## Activity
For the entries below, count the lines that contain the word "Rozzano" and reply with that number only.

(Dataset begins)

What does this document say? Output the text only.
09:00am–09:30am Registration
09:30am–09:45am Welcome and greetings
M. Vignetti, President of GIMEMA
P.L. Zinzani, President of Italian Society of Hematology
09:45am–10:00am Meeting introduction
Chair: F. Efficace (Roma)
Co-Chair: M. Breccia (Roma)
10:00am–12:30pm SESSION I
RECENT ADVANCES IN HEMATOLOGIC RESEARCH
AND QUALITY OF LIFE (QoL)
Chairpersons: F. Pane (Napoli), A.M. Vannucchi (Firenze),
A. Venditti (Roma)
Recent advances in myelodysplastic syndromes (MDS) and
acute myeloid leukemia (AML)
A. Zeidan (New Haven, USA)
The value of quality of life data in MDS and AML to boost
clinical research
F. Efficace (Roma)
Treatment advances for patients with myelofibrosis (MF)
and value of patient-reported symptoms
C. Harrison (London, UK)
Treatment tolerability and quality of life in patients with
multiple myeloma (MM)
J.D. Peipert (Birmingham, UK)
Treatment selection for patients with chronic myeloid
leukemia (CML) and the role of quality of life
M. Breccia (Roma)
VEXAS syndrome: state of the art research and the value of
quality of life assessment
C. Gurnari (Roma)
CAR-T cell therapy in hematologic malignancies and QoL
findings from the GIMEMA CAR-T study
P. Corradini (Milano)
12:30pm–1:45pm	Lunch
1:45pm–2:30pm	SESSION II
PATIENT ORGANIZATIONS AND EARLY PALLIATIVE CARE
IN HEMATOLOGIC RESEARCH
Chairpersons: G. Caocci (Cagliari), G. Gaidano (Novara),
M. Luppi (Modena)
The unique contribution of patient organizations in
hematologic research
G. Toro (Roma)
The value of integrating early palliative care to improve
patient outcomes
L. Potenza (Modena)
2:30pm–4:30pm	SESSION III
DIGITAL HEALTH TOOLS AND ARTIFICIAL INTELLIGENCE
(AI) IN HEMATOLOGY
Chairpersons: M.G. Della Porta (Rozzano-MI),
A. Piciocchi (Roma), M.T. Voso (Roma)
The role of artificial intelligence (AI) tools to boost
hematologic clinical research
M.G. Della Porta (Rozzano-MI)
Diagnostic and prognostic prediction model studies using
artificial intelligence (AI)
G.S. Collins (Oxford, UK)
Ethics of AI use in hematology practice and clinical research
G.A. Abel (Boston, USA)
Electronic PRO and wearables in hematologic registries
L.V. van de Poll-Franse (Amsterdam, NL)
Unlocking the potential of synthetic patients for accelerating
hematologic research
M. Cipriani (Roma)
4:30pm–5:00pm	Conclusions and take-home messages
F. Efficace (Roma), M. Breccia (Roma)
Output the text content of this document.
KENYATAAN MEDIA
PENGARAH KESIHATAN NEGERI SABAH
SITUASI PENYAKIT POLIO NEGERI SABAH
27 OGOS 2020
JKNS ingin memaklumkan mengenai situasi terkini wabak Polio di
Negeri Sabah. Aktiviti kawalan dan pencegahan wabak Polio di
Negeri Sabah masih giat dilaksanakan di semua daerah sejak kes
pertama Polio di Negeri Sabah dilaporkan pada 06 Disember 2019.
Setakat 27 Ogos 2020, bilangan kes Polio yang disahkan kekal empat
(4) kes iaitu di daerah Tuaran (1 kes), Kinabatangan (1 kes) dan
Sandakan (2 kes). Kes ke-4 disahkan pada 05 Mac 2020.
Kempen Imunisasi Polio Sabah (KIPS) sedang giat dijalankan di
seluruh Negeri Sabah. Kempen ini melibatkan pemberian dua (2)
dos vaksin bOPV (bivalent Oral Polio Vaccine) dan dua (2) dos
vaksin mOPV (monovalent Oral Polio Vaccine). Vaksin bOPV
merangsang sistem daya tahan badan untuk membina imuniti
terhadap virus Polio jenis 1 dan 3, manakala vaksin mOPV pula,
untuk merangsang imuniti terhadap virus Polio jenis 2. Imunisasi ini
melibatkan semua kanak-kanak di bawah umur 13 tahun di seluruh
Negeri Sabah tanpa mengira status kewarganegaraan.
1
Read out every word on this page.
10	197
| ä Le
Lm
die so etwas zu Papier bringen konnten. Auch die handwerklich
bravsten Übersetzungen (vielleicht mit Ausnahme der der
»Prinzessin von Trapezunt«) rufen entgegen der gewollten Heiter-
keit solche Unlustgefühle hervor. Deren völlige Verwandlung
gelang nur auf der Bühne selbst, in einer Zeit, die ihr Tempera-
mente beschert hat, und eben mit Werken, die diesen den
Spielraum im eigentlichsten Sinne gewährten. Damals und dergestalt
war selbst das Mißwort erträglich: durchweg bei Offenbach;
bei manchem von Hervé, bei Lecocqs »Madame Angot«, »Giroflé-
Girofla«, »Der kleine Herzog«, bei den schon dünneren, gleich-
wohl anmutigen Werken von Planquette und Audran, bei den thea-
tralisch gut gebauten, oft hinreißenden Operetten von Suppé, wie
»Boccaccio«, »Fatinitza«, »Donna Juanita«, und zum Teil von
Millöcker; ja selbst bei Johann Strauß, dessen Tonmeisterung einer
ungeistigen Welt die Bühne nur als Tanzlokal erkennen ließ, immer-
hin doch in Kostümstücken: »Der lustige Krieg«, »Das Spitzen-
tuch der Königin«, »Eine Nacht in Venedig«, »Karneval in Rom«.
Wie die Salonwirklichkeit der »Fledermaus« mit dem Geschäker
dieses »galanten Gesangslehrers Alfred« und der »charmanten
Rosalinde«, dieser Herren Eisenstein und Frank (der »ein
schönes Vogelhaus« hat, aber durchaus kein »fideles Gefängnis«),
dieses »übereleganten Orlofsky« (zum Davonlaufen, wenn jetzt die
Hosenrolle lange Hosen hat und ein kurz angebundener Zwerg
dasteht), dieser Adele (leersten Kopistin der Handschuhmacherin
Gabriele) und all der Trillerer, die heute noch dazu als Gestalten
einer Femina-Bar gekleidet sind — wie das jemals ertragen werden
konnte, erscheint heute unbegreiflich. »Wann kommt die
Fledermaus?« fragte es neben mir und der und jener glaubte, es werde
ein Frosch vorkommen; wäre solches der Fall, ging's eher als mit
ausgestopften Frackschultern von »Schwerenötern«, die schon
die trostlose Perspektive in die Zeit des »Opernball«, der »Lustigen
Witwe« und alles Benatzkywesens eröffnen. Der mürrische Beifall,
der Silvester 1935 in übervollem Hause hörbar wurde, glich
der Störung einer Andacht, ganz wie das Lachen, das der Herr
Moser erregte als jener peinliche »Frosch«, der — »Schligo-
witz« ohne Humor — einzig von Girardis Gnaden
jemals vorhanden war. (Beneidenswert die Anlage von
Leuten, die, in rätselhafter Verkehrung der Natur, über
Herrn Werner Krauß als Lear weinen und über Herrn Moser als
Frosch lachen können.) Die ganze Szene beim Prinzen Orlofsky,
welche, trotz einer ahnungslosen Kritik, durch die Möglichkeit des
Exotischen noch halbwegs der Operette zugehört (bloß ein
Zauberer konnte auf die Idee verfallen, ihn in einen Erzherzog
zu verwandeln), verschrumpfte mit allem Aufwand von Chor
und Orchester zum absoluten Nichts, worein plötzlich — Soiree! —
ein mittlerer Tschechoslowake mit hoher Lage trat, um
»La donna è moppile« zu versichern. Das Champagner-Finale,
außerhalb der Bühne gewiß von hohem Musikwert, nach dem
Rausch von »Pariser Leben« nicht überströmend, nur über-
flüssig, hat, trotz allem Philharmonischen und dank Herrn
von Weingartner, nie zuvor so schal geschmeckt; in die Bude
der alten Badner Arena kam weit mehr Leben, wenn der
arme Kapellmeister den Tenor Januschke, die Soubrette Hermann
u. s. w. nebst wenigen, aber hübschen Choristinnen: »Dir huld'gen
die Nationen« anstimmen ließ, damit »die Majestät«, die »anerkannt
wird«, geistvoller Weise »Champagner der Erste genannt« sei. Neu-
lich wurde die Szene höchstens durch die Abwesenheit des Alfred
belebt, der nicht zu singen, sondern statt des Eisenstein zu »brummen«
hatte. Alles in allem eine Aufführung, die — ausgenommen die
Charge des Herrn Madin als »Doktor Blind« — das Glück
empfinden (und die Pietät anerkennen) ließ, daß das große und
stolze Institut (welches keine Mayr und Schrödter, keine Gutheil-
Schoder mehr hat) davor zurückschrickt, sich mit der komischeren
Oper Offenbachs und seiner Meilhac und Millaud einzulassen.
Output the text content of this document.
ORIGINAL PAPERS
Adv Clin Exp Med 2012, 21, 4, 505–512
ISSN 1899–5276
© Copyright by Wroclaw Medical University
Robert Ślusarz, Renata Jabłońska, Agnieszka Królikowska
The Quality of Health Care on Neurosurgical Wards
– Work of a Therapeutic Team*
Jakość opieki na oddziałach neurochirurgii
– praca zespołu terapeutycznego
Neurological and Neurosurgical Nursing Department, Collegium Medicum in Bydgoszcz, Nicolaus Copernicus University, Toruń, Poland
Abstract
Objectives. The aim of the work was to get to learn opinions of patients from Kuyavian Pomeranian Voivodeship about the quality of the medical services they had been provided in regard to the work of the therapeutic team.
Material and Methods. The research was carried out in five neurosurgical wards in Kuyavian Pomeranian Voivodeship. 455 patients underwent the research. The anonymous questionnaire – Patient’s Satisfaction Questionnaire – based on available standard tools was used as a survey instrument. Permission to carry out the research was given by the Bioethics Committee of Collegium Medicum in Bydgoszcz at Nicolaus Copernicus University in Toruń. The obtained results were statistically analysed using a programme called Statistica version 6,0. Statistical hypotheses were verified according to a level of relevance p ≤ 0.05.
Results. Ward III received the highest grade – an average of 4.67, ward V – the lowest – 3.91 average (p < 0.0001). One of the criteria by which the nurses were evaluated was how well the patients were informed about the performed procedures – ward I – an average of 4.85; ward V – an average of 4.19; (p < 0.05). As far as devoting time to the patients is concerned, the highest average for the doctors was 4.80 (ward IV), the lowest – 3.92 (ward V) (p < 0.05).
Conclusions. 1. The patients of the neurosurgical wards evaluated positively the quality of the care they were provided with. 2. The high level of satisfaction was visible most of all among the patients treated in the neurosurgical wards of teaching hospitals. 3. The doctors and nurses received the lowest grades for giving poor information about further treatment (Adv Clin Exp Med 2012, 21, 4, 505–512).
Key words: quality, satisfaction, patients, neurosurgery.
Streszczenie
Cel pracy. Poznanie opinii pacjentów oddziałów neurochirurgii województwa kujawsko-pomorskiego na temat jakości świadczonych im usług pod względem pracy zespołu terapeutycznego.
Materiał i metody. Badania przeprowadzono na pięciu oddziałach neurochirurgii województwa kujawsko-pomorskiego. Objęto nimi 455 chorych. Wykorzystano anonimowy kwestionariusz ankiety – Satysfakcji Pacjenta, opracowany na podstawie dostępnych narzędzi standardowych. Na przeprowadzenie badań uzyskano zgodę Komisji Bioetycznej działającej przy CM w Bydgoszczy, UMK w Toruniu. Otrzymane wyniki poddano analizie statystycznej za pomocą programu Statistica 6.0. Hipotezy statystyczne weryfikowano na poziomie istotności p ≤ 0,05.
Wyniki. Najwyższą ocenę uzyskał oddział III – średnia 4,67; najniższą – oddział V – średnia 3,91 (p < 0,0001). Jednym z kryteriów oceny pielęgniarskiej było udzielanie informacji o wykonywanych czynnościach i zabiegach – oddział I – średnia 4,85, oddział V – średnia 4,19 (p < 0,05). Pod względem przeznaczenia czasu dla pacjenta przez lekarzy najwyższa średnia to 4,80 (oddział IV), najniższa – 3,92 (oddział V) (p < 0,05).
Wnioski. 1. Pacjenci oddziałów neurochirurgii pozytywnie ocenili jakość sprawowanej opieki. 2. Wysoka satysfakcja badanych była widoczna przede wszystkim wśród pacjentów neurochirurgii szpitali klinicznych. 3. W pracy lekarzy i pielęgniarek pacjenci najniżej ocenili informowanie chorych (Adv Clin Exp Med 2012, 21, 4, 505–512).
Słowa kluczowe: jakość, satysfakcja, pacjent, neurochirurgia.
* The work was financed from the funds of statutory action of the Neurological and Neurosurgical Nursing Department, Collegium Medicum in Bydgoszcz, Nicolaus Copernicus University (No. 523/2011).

(Dataset ends)

## Reply
2